◆ **Task prompt**:
Will you write out the rows again, from the first one through the line that contains "- candle-body: [116, 132, 120, 143]", substituting "candlestick-body" for every "candle-body" and changing nothing else?

## Start Exercise data

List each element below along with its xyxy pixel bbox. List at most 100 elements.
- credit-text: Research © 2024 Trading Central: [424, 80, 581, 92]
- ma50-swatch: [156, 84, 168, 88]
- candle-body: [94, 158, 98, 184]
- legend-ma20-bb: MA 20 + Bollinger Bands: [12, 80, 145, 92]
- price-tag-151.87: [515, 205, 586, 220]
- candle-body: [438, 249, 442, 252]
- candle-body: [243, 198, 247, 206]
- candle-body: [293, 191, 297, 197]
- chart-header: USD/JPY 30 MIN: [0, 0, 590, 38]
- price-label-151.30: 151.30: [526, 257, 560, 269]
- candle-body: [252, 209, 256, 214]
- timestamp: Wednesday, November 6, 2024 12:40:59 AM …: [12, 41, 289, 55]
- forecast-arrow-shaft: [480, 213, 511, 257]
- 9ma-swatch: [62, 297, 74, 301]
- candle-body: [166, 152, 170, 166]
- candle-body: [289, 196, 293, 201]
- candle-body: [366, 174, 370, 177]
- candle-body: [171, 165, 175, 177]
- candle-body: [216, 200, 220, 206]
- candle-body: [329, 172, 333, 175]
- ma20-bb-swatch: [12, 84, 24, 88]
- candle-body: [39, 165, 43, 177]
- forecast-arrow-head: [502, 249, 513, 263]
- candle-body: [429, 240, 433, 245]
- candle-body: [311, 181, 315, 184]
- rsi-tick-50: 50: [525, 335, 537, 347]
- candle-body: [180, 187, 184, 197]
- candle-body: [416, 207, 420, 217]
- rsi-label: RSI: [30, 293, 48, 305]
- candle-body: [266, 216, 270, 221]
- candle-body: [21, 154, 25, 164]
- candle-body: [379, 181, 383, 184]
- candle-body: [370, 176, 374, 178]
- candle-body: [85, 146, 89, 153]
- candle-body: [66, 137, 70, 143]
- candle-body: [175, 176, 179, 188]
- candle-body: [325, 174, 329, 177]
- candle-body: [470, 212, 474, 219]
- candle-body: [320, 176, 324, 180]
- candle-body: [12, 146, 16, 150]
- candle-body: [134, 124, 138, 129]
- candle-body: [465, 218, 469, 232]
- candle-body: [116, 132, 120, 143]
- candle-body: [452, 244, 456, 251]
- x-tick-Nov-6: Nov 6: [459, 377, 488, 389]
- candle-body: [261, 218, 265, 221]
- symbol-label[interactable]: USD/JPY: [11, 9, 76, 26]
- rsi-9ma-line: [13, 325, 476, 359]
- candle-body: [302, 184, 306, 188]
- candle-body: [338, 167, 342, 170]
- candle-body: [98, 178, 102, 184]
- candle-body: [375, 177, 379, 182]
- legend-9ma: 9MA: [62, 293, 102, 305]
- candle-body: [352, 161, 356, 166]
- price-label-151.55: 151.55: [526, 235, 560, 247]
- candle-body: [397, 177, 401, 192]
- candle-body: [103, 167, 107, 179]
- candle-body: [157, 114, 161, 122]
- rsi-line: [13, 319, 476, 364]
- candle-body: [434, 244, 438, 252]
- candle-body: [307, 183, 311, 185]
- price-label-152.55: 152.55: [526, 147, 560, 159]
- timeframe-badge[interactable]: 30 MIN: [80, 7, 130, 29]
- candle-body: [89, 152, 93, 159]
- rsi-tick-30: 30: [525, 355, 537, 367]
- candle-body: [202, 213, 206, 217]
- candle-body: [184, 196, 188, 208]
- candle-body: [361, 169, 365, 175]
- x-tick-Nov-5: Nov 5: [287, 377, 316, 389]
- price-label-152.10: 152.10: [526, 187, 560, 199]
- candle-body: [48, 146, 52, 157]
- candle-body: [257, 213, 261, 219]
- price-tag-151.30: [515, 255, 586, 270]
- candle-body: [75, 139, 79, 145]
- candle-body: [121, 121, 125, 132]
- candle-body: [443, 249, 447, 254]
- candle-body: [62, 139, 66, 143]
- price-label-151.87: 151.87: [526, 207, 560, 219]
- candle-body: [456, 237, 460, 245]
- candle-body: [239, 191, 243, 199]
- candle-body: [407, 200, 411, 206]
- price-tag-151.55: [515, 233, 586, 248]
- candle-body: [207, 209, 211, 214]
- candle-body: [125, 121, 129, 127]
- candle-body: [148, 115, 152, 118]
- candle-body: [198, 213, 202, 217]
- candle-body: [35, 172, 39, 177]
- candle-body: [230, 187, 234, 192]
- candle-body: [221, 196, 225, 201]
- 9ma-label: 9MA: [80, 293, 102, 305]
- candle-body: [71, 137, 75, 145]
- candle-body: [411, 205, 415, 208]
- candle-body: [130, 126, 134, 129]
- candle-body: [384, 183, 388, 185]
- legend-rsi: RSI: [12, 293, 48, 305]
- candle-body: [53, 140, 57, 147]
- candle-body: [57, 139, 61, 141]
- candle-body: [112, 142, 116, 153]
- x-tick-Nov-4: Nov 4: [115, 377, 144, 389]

## End Exercise data

◆ **Output of the task**:
List each element below along with its xyxy pixel bbox. List at most 100 elements.
- credit-text: Research © 2024 Trading Central: [424, 80, 581, 92]
- ma50-swatch: [156, 84, 168, 88]
- candlestick-body: [94, 158, 98, 184]
- legend-ma20-bb: MA 20 + Bollinger Bands: [12, 80, 145, 92]
- price-tag-151.87: [515, 205, 586, 220]
- candlestick-body: [438, 249, 442, 252]
- candlestick-body: [243, 198, 247, 206]
- candlestick-body: [293, 191, 297, 197]
- chart-header: USD/JPY 30 MIN: [0, 0, 590, 38]
- price-label-151.30: 151.30: [526, 257, 560, 269]
- candlestick-body: [252, 209, 256, 214]
- timestamp: Wednesday, November 6, 2024 12:40:59 AM …: [12, 41, 289, 55]
- forecast-arrow-shaft: [480, 213, 511, 257]
- 9ma-swatch: [62, 297, 74, 301]
- candlestick-body: [166, 152, 170, 166]
- candlestick-body: [289, 196, 293, 201]
- candlestick-body: [366, 174, 370, 177]
- candlestick-body: [171, 165, 175, 177]
- candlestick-body: [216, 200, 220, 206]
- candlestick-body: [329, 172, 333, 175]
- ma20-bb-swatch: [12, 84, 24, 88]
- candlestick-body: [39, 165, 43, 177]
- forecast-arrow-head: [502, 249, 513, 263]
- candlestick-body: [429, 240, 433, 245]
- candlestick-body: [311, 181, 315, 184]
- rsi-tick-50: 50: [525, 335, 537, 347]
- candlestick-body: [180, 187, 184, 197]
- candlestick-body: [416, 207, 420, 217]
- rsi-label: RSI: [30, 293, 48, 305]
- candlestick-body: [266, 216, 270, 221]
- candlestick-body: [21, 154, 25, 164]
- candlestick-body: [379, 181, 383, 184]
- candlestick-body: [370, 176, 374, 178]
- candlestick-body: [85, 146, 89, 153]
- candlestick-body: [66, 137, 70, 143]
- candlestick-body: [175, 176, 179, 188]
- candlestick-body: [325, 174, 329, 177]
- candlestick-body: [470, 212, 474, 219]
- candlestick-body: [320, 176, 324, 180]
- candlestick-body: [12, 146, 16, 150]
- candlestick-body: [134, 124, 138, 129]
- candlestick-body: [465, 218, 469, 232]
- candlestick-body: [116, 132, 120, 143]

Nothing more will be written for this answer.